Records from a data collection
.....

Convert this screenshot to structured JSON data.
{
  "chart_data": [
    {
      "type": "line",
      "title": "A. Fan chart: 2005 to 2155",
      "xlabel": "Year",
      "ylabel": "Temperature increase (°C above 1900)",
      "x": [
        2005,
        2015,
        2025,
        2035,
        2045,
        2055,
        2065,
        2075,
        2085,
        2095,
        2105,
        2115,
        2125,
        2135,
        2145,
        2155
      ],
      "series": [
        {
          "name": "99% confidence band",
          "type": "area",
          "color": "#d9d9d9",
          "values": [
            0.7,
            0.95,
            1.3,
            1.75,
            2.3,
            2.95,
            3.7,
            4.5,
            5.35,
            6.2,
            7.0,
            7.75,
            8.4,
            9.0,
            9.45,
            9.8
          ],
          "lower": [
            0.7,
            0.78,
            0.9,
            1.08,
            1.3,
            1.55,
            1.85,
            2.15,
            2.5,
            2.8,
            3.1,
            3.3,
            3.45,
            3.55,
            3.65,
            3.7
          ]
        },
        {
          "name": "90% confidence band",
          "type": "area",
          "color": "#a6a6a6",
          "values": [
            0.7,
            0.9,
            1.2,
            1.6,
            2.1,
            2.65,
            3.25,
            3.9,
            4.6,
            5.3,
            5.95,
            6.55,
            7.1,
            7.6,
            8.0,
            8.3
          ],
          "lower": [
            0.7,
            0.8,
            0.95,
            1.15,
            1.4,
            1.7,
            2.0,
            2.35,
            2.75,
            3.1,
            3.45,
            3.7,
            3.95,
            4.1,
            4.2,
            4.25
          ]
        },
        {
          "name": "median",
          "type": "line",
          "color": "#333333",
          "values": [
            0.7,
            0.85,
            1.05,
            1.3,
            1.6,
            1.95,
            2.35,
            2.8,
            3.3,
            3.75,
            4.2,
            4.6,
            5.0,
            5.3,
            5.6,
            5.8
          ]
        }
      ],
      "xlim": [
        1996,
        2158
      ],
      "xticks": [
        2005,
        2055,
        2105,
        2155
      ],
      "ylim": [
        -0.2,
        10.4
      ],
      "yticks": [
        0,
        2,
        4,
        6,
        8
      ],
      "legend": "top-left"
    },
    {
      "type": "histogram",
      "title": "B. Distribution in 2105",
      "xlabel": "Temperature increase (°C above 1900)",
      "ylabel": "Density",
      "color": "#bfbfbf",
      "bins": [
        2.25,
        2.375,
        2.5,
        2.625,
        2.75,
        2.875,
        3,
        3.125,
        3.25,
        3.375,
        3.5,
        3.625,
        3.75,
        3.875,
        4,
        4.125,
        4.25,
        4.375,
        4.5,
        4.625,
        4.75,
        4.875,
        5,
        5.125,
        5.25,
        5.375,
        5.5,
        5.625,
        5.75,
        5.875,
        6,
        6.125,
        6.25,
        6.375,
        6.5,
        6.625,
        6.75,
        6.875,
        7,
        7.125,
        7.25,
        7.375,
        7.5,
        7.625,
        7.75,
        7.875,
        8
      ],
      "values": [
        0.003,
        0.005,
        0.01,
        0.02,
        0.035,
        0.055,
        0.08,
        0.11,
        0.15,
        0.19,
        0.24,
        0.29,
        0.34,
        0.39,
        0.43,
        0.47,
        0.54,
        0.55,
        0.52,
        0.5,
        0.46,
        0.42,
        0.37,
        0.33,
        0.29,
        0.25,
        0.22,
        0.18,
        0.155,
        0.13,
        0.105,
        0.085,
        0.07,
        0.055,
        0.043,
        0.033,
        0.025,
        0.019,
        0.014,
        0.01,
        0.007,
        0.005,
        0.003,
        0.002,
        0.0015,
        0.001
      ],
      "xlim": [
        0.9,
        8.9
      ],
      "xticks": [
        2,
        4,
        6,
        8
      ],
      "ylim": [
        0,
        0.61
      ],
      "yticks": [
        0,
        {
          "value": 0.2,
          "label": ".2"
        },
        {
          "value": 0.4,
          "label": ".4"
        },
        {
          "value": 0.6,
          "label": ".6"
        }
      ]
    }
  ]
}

.....

» Do this
Transcribe every record above exactly as it appears.

» Result for this exercise
Convert this screenshot to structured JSON data.
{
  "chart_data": [
    {
      "type": "line",
      "title": "A. Fan chart: 2005 to 2155",
      "xlabel": "Year",
      "ylabel": "Temperature increase (°C above 1900)",
      "x": [
        2005,
        2015,
        2025,
        2035,
        2045,
        2055,
        2065,
        2075,
        2085,
        2095,
        2105,
        2115,
        2125,
        2135,
        2145,
        2155
      ],
      "series": [
        {
          "name": "99% confidence band",
          "type": "area",
          "color": "#d9d9d9",
          "values": [
            0.7,
            0.95,
            1.3,
            1.75,
            2.3,
            2.95,
            3.7,
            4.5,
            5.35,
            6.2,
            7.0,
            7.75,
            8.4,
            9.0,
            9.45,
            9.8
          ],
          "lower": [
            0.7,
            0.78,
            0.9,
            1.08,
            1.3,
            1.55,
            1.85,
            2.15,
            2.5,
            2.8,
            3.1,
            3.3,
            3.45,
            3.55,
            3.65,
            3.7
          ]
        },
        {
          "name": "90% confidence band",
          "type": "area",
          "color": "#a6a6a6",
          "values": [
            0.7,
            0.9,
            1.2,
            1.6,
            2.1,
            2.65,
            3.25,
            3.9,
            4.6,
            5.3,
            5.95,
            6.55,
            7.1,
            7.6,
            8.0,
            8.3
          ],
          "lower": [
            0.7,
            0.8,
            0.95,
            1.15,
            1.4,
            1.7,
            2.0,
            2.35,
            2.75,
            3.1,
            3.45,
            3.7,
            3.95,
            4.1,
            4.2,
            4.25
          ]
        },
        {
          "name": "median",
          "type": "line",
          "color": "#333333",
          "values": [
            0.7,
            0.85,
            1.05,
            1.3,
            1.6,
            1.95,
            2.35,
            2.8,
            3.3,
            3.75,
            4.2,
            4.6,
            5.0,
            5.3,
            5.6,
            5.8
          ]
        }
      ],
      "xlim": [
        1996,
        2158
      ],
      "xticks": [
        2005,
        2055,
        2105,
        2155
      ],
      "ylim": [
        -0.2,
        10.4
      ],
      "yticks": [
        0,
        2,
        4,
        6,
        8
      ],
      "legend": "top-left"
    },
    {
      "type": "histogram",
      "title": "B. Distribution in 2105",
      "xlabel": "Temperature increase (°C above 1900)",
      "ylabel": "Density",
      "color": "#bfbfbf",
      "bins": [
        2.25,
        2.375,
        2.5,
        2.625,
        2.75,
        2.875,
        3,
        3.125,
        3.25,
        3.375,
        3.5,
        3.625,
        3.75,
        3.875,
        4,
        4.125,
        4.25,
        4.375,
        4.5,
        4.625,
        4.75,
        4.875,
        5,
        5.125,
        5.25,
        5.375,
        5.5,
        5.625,
        5.75,
        5.875,
        6,
        6.125,
        6.25,
        6.375,
        6.5,
        6.625,
        6.75,
        6.875,
        7,
        7.125,
        7.25,
        7.375,
        7.5,
        7.625,
        7.75,
        7.875,
        8
      ],
      "values": [
        0.003,
        0.005,
        0.01,
        0.02,
        0.035,
        0.055,
        0.08,
        0.11,
        0.15,
        0.19,
        0.24,
        0.29,
        0.34,
        0.39,
        0.43,
        0.47,
        0.54,
        0.55,
        0.52,
        0.5,
        0.46,
        0.42,
        0.37,
        0.33,
        0.29,
        0.25,
        0.22,
        0.18,
        0.155,
        0.13,
        0.105,
        0.085,
        0.07,
        0.055,
        0.043,
        0.033,
        0.025,
        0.019,
        0.014,
        0.01,
        0.007,
        0.005,
        0.003,
        0.002,
        0.0015,
        0.001
      ],
      "xlim": [
        0.9,
        8.9
      ],
      "xticks": [
        2,
        4,
        6,
        8
      ],
      "ylim": [
        0,
        0.61
      ],
      "yticks": [
        0,
        {
          "value": 0.2,
          "label": ".2"
        },
        {
          "value": 0.4,
          "label": ".4"
        },
        {
          "value": 0.6,
          "label": ".6"
        }
      ]
    }
  ]
}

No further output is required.